▶ Request:
Copy exactly the stretch of lines from the one holding "What does this" through the last line of the data below, inclusive. Leave out pictures.

* Begin Material supplied *

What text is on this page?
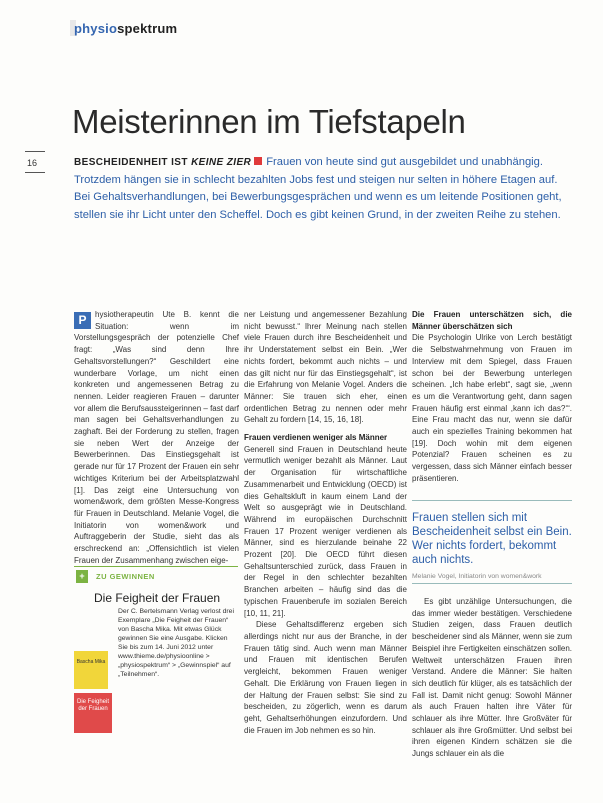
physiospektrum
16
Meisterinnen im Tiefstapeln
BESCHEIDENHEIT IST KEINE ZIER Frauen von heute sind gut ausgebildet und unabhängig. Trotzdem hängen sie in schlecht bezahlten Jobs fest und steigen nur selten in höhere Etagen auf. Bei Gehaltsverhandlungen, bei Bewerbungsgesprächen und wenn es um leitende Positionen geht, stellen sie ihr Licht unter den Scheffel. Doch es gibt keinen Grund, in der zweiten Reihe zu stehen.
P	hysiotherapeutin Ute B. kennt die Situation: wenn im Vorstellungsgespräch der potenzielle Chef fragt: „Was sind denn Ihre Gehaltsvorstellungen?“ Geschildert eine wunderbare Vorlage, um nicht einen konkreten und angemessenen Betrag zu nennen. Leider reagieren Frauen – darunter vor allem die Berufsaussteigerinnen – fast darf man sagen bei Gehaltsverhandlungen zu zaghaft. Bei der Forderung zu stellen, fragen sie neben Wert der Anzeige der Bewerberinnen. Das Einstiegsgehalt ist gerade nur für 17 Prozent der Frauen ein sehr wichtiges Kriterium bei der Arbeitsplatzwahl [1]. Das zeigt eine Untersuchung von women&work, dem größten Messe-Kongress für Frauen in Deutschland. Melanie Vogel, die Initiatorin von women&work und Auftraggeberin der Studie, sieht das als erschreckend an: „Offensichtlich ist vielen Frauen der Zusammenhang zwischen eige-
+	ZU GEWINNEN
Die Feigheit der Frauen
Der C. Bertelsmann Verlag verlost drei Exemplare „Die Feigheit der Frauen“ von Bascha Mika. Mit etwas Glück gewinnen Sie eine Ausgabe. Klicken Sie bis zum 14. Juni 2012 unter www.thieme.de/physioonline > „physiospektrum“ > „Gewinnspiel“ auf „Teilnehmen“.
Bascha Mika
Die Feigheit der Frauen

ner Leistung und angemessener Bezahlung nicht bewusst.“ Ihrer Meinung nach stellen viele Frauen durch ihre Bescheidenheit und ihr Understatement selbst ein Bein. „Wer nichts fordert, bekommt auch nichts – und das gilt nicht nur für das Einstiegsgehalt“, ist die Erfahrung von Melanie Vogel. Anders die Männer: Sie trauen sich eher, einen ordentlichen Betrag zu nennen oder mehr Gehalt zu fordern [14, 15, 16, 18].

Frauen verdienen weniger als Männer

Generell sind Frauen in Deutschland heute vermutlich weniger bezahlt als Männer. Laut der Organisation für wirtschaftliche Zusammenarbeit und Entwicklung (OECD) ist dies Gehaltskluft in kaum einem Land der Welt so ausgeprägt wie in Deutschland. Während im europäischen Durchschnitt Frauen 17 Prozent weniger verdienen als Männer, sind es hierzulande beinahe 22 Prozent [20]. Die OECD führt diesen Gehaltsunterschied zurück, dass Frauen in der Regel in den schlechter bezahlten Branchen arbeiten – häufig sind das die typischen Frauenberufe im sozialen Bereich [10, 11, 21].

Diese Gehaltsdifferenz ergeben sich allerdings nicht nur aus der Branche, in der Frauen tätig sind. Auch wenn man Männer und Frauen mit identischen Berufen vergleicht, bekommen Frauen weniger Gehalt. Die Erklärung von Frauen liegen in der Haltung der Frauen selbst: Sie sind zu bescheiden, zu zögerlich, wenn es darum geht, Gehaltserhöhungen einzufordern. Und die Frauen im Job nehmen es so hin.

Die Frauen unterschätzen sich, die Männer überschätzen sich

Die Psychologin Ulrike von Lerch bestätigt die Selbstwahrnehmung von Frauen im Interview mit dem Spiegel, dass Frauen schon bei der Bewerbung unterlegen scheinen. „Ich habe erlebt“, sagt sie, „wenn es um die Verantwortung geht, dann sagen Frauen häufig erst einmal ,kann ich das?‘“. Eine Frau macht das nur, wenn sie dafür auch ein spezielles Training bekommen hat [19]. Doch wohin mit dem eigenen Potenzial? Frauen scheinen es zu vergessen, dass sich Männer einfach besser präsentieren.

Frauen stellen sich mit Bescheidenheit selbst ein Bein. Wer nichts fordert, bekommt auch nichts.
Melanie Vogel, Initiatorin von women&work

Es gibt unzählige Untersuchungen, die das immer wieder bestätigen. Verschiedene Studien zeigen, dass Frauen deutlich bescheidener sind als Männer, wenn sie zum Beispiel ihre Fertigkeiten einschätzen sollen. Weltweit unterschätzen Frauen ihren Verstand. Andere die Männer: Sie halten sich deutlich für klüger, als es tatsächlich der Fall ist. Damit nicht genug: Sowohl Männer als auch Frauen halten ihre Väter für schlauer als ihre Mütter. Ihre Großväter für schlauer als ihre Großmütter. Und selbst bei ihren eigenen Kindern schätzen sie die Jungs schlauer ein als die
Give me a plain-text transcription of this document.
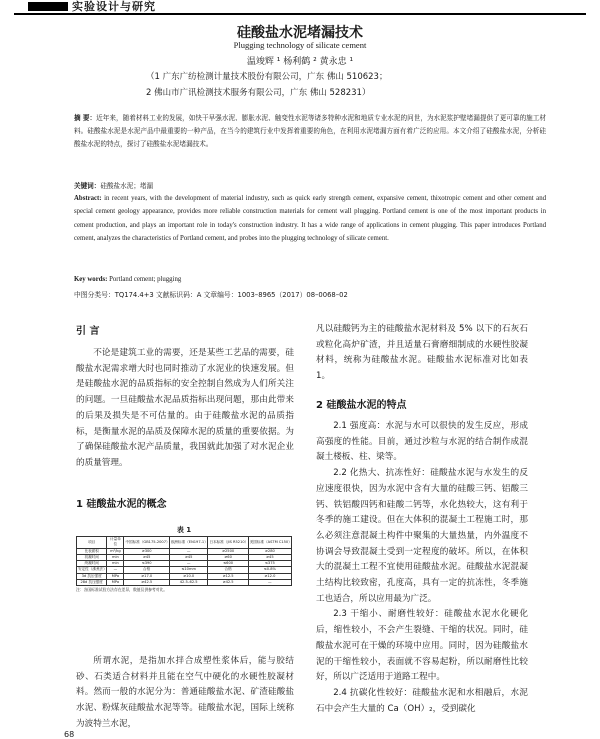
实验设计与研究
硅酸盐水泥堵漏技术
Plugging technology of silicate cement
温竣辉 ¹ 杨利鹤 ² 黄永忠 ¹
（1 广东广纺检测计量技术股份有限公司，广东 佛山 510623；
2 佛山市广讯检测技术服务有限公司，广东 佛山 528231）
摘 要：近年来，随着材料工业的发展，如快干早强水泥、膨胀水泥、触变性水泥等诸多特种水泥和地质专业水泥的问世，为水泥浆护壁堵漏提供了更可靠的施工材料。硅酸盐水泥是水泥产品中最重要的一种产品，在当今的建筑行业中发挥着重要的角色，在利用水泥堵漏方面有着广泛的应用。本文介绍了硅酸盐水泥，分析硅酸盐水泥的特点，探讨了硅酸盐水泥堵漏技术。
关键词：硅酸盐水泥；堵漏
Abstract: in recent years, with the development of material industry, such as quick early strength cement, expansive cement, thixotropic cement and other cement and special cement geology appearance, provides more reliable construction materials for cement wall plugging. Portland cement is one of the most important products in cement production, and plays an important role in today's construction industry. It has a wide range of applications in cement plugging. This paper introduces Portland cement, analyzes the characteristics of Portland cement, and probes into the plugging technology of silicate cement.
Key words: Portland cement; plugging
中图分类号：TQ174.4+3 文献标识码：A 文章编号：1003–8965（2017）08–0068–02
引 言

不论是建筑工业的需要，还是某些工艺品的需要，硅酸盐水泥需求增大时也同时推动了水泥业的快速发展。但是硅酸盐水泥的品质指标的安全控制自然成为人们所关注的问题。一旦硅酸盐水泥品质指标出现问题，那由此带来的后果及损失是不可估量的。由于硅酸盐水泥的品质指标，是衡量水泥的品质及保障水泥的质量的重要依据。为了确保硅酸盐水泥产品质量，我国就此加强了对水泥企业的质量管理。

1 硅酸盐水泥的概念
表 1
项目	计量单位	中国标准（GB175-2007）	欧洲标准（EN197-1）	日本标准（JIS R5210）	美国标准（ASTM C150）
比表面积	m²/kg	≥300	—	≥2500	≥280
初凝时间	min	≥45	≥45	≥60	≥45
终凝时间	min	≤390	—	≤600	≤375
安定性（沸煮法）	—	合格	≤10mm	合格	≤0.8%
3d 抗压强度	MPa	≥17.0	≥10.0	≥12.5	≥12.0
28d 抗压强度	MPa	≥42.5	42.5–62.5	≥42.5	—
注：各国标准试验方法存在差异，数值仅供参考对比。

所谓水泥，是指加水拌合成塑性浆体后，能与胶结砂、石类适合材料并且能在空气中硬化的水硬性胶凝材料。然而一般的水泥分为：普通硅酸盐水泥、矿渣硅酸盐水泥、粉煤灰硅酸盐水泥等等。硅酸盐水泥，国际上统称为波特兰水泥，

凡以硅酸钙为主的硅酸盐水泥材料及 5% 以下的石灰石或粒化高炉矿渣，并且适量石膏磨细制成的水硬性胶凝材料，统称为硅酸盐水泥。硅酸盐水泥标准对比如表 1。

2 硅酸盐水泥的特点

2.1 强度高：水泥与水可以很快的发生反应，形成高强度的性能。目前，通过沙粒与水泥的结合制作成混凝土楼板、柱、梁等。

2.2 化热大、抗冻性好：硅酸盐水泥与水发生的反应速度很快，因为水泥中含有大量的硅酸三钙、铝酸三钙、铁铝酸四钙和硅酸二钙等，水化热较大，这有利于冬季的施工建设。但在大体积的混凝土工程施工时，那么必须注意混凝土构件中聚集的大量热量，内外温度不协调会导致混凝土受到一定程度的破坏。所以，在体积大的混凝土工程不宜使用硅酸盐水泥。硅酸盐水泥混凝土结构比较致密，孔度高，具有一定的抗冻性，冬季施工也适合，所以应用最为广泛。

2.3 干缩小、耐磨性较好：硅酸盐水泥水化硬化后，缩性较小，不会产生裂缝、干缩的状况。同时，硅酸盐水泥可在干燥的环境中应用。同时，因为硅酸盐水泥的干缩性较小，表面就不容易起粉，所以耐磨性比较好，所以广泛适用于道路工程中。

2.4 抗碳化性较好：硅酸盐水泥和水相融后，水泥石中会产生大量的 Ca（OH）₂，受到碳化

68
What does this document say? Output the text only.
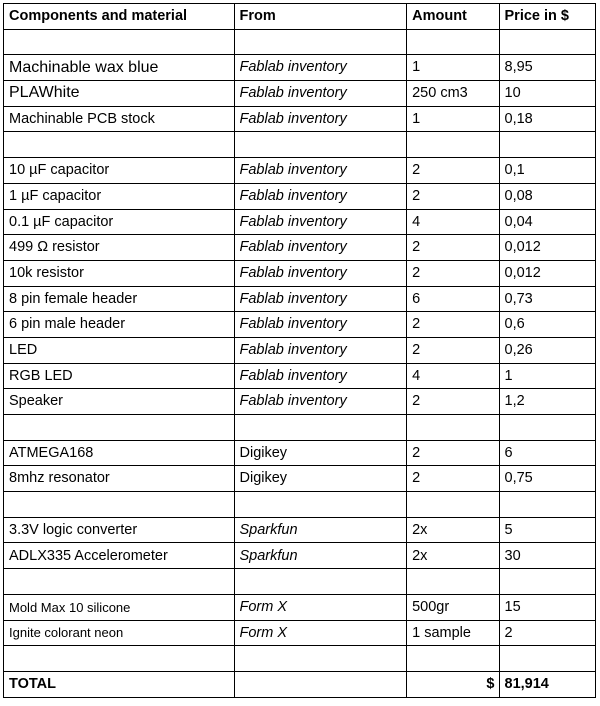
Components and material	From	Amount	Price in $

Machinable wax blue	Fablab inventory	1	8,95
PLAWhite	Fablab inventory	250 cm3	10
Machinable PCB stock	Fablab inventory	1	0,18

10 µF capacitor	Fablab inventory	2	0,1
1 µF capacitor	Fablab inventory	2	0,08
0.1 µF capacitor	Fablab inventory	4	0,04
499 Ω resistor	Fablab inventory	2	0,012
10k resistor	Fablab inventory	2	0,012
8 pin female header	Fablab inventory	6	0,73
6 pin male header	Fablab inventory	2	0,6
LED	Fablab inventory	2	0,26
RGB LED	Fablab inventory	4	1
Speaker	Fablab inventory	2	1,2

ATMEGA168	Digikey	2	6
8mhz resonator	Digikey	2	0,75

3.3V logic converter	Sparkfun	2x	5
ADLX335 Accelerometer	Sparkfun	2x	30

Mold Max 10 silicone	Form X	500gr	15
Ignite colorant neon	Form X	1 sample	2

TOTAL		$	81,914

* End Material supplied *

▶ Written solution:
What does this document say? Output the text only.
Components and material	From	Amount	Price in $

Machinable wax blue	Fablab inventory	1	8,95
PLAWhite	Fablab inventory	250 cm3	10
Machinable PCB stock	Fablab inventory	1	0,18

10 µF capacitor	Fablab inventory	2	0,1
1 µF capacitor	Fablab inventory	2	0,08
0.1 µF capacitor	Fablab inventory	4	0,04
499 Ω resistor	Fablab inventory	2	0,012
10k resistor	Fablab inventory	2	0,012
8 pin female header	Fablab inventory	6	0,73
6 pin male header	Fablab inventory	2	0,6
LED	Fablab inventory	2	0,26
RGB LED	Fablab inventory	4	1
Speaker	Fablab inventory	2	1,2

ATMEGA168	Digikey	2	6
8mhz resonator	Digikey	2	0,75

3.3V logic converter	Sparkfun	2x	5
ADLX335 Accelerometer	Sparkfun	2x	30

Mold Max 10 silicone	Form X	500gr	15
Ignite colorant neon	Form X	1 sample	2

TOTAL		$	81,914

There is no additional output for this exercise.